┌─ Material

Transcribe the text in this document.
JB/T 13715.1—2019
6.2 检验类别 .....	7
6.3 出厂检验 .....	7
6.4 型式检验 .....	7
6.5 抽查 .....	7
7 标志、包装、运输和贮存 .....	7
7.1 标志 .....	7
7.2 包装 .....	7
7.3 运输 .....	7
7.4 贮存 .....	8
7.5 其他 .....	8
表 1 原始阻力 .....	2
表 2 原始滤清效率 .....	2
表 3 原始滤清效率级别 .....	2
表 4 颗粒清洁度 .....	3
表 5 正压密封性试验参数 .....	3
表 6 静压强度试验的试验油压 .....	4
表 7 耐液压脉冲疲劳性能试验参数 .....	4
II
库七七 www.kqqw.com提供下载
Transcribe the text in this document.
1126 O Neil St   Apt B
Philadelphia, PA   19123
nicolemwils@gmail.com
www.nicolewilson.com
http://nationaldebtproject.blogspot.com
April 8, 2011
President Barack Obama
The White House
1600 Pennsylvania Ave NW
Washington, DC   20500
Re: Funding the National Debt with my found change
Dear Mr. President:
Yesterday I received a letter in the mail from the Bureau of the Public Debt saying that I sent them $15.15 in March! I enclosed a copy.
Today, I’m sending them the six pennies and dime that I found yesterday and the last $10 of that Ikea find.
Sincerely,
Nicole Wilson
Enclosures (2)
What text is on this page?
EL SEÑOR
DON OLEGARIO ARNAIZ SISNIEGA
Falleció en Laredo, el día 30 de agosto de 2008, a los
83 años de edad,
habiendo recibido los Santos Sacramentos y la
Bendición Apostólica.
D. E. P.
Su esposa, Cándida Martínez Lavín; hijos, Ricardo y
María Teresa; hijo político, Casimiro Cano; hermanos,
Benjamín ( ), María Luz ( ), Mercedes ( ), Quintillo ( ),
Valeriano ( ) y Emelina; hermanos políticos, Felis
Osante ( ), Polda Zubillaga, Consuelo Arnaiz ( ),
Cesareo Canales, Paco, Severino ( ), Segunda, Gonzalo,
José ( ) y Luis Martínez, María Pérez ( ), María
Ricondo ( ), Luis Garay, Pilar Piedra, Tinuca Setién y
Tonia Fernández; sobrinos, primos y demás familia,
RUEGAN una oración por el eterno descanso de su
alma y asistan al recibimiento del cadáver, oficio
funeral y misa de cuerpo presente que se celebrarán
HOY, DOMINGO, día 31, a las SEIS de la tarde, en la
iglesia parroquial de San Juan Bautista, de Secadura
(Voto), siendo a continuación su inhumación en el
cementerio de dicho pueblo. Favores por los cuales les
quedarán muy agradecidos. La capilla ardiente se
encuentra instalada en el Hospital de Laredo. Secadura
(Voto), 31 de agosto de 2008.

└─

■ **Challenge**
Looking back at the lines above, state how many contain the word "María", and supply nothing besides the number.

■ **Worked solution**
3